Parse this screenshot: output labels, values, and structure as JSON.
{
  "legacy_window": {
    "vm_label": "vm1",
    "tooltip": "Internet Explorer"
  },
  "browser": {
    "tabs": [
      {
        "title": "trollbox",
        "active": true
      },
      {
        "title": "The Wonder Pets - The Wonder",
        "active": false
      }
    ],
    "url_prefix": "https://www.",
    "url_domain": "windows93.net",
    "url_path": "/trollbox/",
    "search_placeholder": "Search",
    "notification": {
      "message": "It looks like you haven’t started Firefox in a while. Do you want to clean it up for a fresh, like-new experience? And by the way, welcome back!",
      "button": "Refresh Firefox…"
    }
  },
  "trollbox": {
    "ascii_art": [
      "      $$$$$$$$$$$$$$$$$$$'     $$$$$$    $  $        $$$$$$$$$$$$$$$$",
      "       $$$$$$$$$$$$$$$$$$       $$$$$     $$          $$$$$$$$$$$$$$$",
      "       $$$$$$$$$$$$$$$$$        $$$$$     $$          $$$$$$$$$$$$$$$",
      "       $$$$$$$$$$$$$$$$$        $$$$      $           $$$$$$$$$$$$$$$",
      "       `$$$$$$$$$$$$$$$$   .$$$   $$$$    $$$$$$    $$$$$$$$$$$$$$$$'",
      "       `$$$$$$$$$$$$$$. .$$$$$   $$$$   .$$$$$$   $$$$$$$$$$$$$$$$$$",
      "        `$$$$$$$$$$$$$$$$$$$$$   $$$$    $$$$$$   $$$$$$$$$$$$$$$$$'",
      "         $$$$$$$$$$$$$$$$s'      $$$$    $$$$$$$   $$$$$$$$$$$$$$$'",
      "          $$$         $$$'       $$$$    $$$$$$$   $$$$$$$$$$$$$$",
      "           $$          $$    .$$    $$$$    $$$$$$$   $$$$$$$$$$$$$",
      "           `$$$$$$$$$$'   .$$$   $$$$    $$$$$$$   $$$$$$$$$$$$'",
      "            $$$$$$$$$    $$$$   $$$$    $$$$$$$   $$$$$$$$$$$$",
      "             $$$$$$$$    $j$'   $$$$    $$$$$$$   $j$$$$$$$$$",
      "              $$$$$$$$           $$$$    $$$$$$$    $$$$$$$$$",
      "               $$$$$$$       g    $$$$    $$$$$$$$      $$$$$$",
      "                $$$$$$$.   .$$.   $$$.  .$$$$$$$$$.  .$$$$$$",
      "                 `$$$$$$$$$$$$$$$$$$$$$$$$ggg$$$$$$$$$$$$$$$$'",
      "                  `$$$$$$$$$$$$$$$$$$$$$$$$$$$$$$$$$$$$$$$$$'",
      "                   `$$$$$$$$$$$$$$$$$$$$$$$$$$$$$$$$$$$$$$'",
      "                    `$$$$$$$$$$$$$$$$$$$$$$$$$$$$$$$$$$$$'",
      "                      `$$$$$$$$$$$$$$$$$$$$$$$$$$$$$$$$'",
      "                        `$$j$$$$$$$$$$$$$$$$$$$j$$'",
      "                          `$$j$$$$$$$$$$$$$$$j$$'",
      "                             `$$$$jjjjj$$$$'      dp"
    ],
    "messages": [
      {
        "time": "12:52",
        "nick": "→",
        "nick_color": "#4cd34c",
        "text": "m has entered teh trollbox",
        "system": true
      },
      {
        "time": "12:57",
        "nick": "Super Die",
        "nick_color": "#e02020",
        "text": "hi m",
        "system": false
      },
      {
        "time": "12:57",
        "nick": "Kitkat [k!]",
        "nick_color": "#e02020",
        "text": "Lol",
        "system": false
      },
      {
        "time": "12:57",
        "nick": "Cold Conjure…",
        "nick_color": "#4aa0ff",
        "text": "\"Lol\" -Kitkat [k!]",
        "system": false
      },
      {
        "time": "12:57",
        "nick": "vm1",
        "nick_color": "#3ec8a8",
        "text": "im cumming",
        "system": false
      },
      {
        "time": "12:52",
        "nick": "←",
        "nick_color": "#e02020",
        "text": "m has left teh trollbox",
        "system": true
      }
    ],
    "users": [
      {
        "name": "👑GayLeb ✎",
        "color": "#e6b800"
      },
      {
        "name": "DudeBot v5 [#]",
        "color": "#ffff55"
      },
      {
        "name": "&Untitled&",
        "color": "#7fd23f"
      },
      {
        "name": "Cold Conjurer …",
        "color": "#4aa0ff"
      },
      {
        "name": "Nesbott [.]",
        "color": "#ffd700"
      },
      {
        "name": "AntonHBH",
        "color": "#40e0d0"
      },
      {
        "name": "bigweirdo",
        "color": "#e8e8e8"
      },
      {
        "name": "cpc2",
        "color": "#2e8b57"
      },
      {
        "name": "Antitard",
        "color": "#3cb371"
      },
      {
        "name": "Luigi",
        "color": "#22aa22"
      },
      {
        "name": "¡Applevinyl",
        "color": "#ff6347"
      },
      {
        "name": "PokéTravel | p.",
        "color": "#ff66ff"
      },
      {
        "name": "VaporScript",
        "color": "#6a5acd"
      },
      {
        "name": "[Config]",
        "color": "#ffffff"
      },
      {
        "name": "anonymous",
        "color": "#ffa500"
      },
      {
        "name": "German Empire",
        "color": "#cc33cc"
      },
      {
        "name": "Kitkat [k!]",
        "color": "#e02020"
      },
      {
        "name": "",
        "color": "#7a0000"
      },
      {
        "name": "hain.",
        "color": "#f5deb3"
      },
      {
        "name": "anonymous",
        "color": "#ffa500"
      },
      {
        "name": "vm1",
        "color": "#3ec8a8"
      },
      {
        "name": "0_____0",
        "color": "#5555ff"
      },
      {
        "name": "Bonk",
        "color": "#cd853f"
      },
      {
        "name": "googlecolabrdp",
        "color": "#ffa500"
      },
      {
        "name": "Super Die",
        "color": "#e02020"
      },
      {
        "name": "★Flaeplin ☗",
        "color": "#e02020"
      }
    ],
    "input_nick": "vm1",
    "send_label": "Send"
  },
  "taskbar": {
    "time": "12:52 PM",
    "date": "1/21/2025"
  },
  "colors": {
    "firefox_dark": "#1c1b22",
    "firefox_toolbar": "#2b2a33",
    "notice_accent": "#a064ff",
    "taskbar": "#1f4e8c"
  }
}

▶ [Short task]
Pick out each line above that includes "Kitkat" and show it.

▶ [Worked answer]
        "nick": "Kitkat [k!]",
        "text": "\"Lol\" -Kitkat [k!]",
        "name": "Kitkat [k!]",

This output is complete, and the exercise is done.